What you will do: In the data below, find every line that has the string "city", and copy it.

[Start]

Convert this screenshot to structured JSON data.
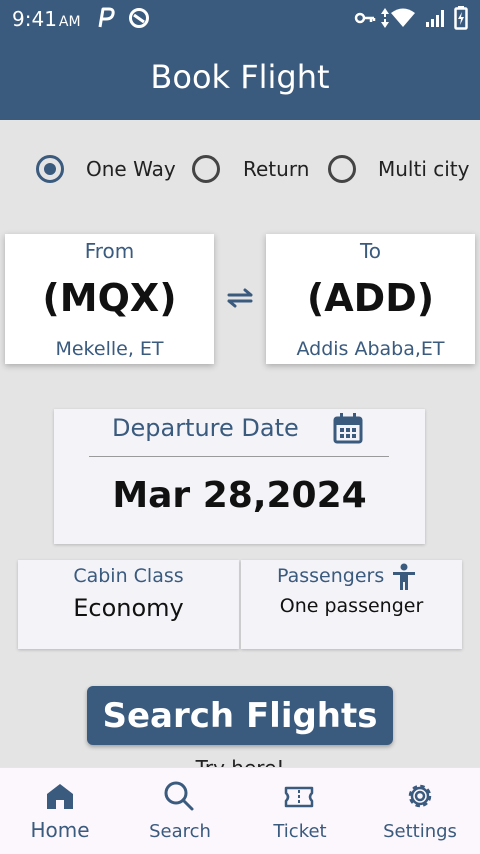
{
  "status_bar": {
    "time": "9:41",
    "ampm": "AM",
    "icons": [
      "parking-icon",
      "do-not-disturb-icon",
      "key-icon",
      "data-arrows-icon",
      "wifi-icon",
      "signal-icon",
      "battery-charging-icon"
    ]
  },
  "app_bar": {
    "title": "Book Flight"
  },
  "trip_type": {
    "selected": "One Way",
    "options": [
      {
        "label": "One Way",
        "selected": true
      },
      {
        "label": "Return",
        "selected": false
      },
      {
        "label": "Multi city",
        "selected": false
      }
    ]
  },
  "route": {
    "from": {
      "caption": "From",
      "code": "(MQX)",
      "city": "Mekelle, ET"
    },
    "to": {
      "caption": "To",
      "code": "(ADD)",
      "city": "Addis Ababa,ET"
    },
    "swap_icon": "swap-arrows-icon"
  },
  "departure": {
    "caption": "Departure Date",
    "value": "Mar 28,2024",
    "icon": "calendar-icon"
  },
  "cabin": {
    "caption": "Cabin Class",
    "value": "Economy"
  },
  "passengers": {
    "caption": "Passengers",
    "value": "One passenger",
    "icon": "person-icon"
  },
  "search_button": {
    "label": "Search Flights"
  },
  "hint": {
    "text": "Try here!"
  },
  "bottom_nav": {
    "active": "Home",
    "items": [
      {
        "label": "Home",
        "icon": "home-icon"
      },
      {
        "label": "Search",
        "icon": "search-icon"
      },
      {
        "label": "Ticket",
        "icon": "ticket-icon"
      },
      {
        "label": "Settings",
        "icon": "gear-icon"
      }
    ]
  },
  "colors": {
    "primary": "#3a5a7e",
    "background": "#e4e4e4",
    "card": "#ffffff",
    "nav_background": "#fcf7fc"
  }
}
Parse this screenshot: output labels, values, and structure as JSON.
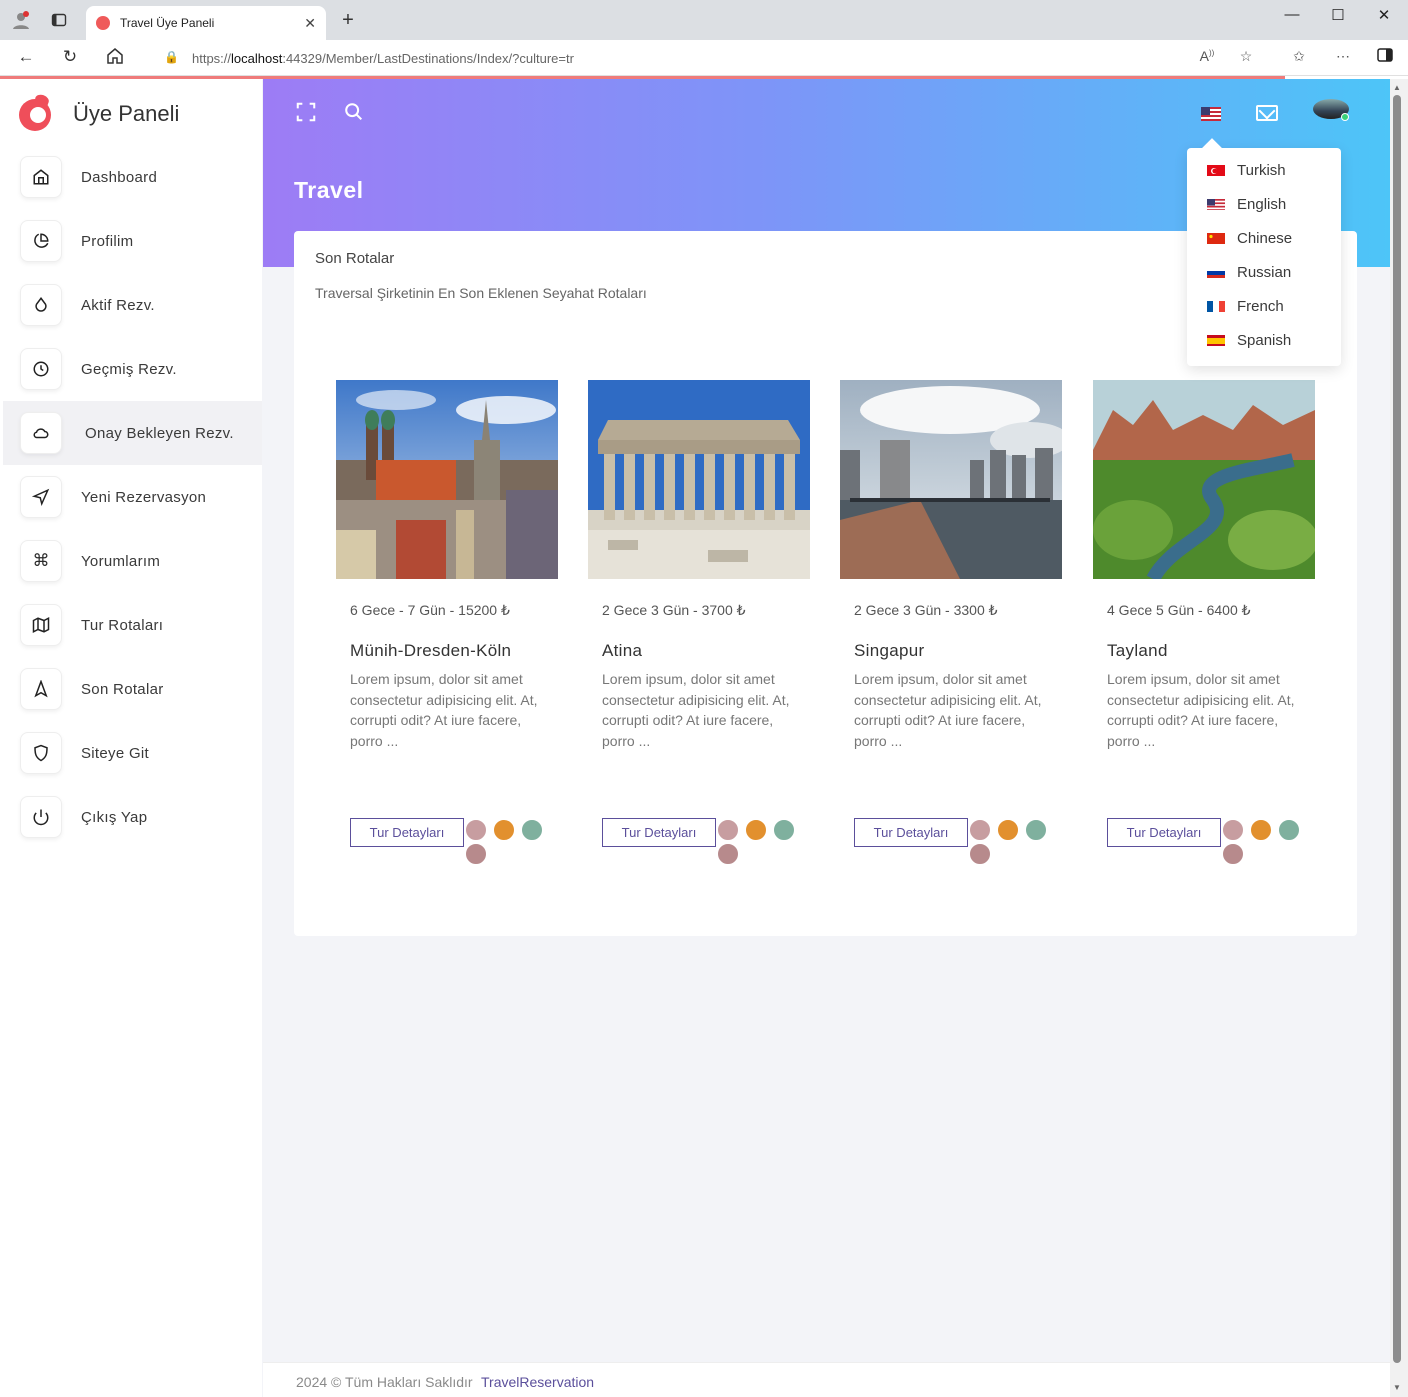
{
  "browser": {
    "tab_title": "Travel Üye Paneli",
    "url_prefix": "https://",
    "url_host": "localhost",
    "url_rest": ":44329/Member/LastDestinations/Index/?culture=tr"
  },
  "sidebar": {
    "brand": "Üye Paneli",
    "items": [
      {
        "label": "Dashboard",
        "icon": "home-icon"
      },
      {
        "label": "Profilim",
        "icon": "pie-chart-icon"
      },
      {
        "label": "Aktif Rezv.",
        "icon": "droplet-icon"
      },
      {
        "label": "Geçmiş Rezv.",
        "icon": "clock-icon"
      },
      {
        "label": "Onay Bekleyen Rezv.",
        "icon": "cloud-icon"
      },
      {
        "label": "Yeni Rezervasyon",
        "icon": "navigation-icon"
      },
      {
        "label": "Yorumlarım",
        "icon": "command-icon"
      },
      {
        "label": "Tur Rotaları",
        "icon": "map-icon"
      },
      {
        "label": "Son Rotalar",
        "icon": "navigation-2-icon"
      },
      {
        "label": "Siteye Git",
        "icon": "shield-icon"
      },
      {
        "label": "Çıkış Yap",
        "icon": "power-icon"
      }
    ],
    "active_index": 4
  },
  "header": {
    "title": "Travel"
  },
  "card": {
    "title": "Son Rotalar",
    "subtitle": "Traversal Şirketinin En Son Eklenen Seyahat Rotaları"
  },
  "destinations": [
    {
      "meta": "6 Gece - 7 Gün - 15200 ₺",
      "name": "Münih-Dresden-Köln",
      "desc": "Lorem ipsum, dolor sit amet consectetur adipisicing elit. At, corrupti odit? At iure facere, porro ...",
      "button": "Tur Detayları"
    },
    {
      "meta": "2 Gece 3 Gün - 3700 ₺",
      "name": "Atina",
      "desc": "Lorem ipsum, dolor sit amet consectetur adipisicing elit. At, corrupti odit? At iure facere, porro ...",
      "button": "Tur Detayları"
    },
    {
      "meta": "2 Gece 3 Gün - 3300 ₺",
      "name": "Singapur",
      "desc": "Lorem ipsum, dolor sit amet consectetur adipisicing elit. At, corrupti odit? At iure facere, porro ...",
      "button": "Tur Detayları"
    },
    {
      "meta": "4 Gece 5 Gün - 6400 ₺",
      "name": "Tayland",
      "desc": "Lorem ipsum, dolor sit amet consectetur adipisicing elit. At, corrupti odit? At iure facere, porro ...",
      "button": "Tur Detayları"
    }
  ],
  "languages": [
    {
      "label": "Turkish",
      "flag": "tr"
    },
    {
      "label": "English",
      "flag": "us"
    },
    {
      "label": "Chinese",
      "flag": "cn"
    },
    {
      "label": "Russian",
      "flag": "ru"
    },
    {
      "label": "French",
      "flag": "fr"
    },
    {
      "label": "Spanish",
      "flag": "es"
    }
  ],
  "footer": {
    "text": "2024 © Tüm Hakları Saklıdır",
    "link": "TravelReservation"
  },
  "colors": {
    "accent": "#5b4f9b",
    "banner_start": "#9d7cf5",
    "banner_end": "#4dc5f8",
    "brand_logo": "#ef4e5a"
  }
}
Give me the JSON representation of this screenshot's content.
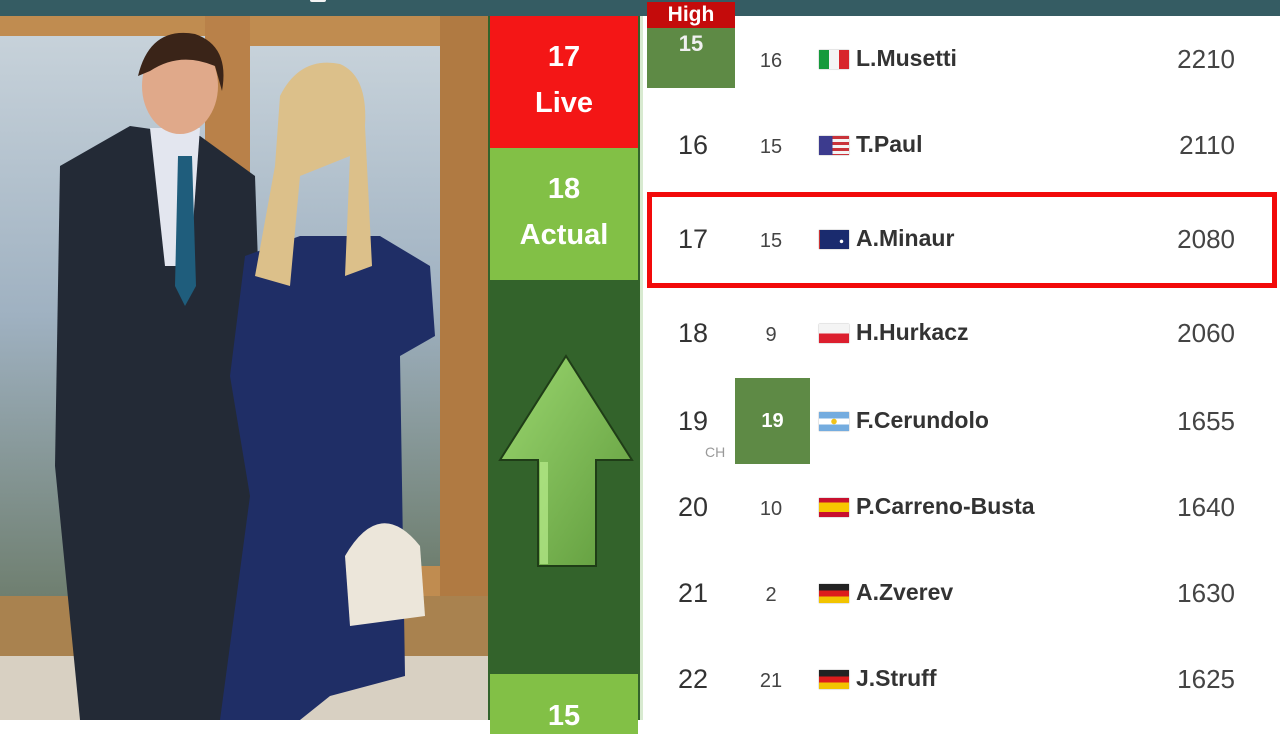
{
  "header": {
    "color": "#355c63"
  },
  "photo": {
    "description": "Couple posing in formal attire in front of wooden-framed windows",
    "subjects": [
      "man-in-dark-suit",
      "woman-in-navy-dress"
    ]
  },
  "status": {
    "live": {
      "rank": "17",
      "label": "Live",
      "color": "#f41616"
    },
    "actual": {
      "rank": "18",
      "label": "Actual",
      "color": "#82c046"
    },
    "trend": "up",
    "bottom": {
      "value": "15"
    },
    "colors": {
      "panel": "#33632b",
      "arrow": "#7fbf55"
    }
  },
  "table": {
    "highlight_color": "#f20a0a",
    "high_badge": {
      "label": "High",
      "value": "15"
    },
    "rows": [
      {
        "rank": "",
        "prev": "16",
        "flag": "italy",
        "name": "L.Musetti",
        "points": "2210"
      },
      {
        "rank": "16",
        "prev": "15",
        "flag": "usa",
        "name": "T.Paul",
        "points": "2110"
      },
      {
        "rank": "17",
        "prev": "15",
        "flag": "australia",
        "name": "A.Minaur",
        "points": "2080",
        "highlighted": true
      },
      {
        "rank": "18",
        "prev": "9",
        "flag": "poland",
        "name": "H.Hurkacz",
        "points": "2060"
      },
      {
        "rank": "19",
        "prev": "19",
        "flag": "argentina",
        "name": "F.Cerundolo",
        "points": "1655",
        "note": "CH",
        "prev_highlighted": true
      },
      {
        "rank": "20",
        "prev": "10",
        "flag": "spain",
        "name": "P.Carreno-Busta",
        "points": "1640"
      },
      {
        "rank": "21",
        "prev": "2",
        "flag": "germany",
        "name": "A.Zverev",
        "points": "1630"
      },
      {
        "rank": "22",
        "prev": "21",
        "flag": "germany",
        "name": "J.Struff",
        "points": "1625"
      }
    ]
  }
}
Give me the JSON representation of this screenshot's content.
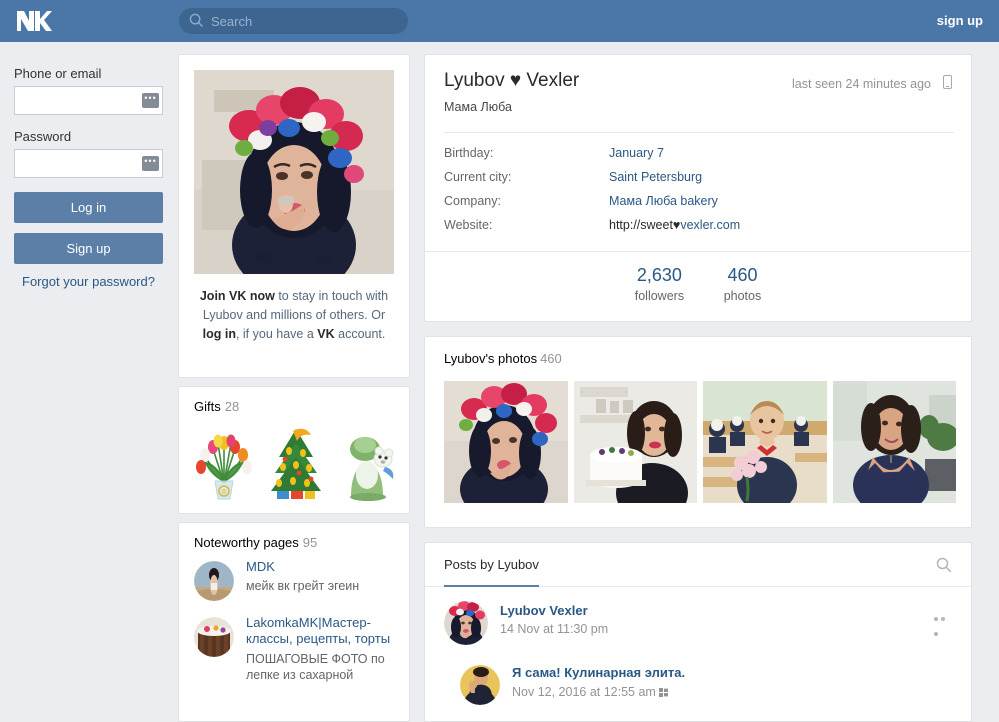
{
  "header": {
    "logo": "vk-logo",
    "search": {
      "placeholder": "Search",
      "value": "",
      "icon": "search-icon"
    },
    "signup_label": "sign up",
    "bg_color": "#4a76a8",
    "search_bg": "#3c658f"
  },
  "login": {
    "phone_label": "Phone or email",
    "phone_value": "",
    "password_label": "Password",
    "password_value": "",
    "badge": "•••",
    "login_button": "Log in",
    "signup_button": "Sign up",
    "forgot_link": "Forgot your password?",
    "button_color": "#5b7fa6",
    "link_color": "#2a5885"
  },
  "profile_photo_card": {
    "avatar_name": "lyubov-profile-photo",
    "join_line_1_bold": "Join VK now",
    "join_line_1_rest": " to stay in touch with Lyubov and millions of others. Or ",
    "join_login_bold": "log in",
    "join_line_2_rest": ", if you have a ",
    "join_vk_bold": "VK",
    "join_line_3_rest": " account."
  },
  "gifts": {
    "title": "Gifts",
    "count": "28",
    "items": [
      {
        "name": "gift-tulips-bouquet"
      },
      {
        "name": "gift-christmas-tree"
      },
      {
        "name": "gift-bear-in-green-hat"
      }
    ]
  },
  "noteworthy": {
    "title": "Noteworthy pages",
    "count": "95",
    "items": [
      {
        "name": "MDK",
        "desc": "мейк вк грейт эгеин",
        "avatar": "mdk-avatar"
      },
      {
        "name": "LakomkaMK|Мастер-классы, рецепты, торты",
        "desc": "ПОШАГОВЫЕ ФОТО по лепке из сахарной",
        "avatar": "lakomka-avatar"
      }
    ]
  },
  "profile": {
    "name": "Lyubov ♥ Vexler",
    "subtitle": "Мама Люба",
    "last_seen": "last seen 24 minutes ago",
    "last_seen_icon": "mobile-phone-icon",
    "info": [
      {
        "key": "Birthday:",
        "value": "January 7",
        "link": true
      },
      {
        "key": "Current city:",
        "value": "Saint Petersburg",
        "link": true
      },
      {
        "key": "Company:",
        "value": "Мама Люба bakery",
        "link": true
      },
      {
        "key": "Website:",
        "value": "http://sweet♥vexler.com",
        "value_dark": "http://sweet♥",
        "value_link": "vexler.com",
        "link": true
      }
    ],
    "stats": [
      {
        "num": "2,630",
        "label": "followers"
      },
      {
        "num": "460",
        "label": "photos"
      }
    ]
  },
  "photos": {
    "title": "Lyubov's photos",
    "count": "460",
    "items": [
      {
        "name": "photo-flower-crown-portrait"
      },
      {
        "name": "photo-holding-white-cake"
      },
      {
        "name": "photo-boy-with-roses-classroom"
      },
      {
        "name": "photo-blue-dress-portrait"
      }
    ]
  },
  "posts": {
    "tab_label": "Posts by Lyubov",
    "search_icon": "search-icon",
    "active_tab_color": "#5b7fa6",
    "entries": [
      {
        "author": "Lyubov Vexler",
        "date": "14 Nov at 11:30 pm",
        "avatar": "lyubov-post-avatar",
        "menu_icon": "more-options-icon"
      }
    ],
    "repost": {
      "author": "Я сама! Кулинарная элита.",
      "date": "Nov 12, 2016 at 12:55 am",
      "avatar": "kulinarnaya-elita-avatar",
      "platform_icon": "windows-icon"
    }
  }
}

[End]

The answer:
        "label": "Multi city",
      "city": "Mekelle, ET"
      "city": "Addis Ababa,ET"
        "key": "Current city:",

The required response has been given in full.